### GOAL
Find the number of lines below in which the word "roast" appears, and write that number only.

Dataset items:
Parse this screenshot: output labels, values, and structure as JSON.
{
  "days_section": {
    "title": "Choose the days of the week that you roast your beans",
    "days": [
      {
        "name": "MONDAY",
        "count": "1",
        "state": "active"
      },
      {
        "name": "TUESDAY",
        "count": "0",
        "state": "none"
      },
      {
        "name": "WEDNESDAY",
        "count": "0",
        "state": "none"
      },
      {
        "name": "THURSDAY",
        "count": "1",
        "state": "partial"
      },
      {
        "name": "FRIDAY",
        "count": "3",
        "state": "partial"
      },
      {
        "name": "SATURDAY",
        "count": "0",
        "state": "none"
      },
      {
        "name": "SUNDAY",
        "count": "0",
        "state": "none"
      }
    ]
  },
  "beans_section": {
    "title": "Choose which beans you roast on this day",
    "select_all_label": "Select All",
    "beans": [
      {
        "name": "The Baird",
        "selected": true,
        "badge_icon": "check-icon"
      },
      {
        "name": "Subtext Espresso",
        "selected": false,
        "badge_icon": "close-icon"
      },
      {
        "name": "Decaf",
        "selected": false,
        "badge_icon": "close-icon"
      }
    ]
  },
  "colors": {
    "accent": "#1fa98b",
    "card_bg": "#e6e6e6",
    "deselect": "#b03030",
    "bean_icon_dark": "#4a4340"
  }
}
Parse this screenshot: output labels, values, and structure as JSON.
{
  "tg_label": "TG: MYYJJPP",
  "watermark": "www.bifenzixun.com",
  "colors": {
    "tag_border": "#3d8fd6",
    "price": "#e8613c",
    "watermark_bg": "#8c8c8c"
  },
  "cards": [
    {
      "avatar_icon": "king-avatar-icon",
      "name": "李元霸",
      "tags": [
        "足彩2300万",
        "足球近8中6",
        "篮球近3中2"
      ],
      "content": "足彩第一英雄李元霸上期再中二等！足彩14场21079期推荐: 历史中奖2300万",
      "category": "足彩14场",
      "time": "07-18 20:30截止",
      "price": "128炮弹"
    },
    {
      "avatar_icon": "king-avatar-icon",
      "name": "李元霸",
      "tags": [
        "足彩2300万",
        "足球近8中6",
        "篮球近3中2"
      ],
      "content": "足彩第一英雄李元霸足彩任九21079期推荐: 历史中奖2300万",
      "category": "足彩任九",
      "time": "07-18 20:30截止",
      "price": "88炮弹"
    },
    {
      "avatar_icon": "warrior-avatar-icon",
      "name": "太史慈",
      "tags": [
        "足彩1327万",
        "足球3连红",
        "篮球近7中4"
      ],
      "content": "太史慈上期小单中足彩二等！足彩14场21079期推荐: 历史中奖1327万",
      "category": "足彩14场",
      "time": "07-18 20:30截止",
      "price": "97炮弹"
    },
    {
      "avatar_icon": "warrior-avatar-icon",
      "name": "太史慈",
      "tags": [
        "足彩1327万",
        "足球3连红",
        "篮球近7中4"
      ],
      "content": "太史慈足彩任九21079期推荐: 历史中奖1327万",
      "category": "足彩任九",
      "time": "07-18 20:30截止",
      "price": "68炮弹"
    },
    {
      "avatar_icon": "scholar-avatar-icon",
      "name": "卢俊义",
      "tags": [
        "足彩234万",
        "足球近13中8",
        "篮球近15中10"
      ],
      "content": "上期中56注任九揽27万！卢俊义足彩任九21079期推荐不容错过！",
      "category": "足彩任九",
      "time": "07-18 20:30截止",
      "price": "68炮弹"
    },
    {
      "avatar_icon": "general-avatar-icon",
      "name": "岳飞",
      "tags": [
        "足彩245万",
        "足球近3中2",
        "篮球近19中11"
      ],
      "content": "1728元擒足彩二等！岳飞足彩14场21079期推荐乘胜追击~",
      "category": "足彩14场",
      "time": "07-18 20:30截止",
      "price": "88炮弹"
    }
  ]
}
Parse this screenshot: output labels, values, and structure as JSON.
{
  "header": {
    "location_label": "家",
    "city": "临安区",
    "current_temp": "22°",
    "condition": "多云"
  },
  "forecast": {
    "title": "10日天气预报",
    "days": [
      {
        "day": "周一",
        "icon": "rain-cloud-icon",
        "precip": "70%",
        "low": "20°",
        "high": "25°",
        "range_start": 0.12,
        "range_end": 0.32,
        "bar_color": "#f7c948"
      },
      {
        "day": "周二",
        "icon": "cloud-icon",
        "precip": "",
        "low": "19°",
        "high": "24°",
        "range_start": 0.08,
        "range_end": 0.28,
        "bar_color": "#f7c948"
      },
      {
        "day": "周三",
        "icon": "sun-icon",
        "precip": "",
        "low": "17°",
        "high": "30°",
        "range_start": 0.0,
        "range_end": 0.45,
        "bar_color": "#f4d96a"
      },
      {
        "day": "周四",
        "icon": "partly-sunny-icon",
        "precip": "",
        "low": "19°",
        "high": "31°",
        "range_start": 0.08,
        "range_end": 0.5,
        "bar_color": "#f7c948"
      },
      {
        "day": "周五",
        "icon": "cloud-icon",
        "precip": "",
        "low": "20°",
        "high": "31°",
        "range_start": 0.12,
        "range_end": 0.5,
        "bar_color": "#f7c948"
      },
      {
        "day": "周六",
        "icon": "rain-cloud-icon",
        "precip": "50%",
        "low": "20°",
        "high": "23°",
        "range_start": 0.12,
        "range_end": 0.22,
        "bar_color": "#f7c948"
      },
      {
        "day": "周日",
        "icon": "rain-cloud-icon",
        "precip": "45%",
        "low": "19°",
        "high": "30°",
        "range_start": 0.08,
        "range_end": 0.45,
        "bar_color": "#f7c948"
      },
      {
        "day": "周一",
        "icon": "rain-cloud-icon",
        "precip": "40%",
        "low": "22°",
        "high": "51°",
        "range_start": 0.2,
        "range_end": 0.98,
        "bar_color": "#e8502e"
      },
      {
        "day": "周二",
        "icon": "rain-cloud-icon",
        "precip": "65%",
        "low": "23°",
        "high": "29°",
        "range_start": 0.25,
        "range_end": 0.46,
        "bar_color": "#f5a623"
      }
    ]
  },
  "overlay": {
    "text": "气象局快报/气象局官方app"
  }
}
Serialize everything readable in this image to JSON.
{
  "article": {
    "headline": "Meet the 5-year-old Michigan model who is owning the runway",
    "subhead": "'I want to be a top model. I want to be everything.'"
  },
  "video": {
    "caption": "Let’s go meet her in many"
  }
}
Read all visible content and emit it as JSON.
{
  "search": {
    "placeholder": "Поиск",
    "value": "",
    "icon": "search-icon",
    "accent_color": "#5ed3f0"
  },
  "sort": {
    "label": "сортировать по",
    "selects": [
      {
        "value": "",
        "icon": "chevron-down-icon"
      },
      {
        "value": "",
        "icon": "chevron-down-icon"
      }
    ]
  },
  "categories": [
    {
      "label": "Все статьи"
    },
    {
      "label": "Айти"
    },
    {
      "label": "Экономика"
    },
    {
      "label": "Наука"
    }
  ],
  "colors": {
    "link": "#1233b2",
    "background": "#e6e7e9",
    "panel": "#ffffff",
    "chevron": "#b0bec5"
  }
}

### COMPLETE RESPONSE
2